* start Dataset rows *

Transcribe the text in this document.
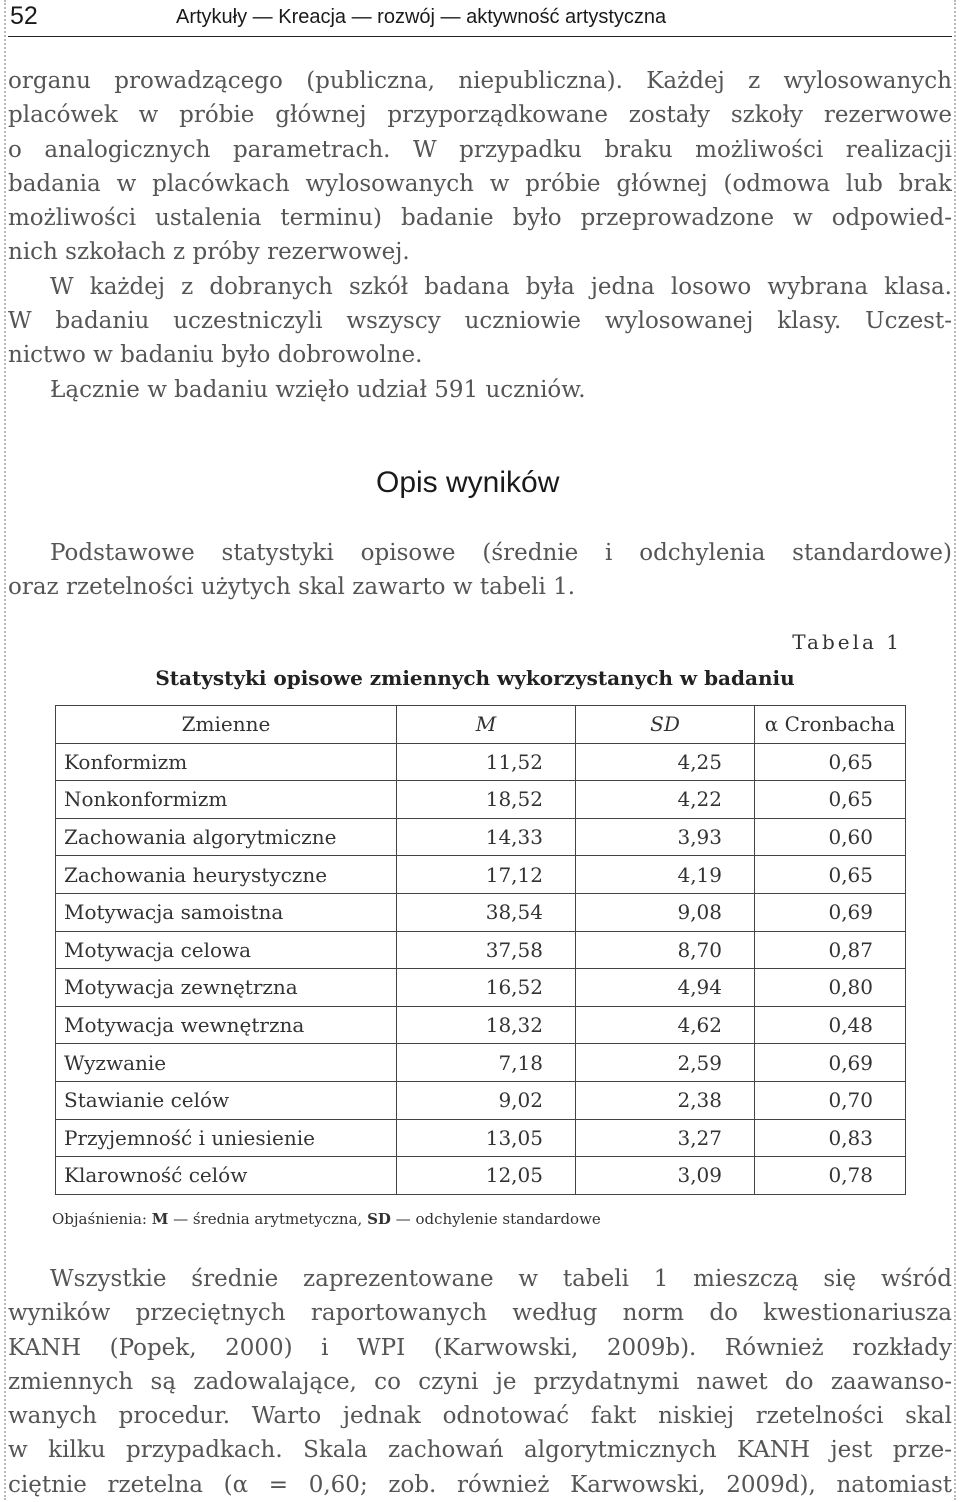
52	Artykuły — Kreacja — rozwój — aktywność artystyczna

organu prowadzącego (publiczna, niepubliczna). Każdej z wylosowanych
placówek w próbie głównej przyporządkowane zostały szkoły rezerwowe
o analogicznych parametrach. W przypadku braku możliwości realizacji
badania w placówkach wylosowanych w próbie głównej (odmowa lub brak
możliwości ustalenia terminu) badanie było przeprowadzone w odpowied-
nich szkołach z próby rezerwowej.
W każdej z dobranych szkół badana była jedna losowo wybrana klasa.
W badaniu uczestniczyli wszyscy uczniowie wylosowanej klasy. Uczest-
nictwo w badaniu było dobrowolne.
Łącznie w badaniu wzięło udział 591 uczniów.

Opis wyników

Podstawowe statystyki opisowe (średnie i odchylenia standardowe)
oraz rzetelności użytych skal zawarto w tabeli 1.

Tabela 1
Statystyki opisowe zmiennych wykorzystanych w badaniu
Zmienne	M	SD	α Cronbacha
Konformizm	11,52	4,25	0,65
Nonkonformizm	18,52	4,22	0,65
Zachowania algorytmiczne	14,33	3,93	0,60
Zachowania heurystyczne	17,12	4,19	0,65
Motywacja samoistna	38,54	9,08	0,69
Motywacja celowa	37,58	8,70	0,87
Motywacja zewnętrzna	16,52	4,94	0,80
Motywacja wewnętrzna	18,32	4,62	0,48
Wyzwanie	7,18	2,59	0,69
Stawianie celów	9,02	2,38	0,70
Przyjemność i uniesienie	13,05	3,27	0,83
Klarowność celów	12,05	3,09	0,78
Objaśnienia: M — średnia arytmetyczna, SD — odchylenie standardowe

Wszystkie średnie zaprezentowane w tabeli 1 mieszczą się wśród
wyników przeciętnych raportowanych według norm do kwestionariusza
KANH (Popek, 2000) i WPI (Karwowski, 2009b). Również rozkłady
zmiennych są zadowalające, co czyni je przydatnymi nawet do zaawanso-
wanych procedur. Warto jednak odnotować fakt niskiej rzetelności skal
w kilku przypadkach. Skala zachowań algorytmicznych KANH jest prze-
ciętnie rzetelna (α = 0,60; zob. również Karwowski, 2009d), natomiast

* end Dataset rows *

*Short exercise*. State the number of lines in the records that include "Zachowania", and write nothing else.

*Task result*. 2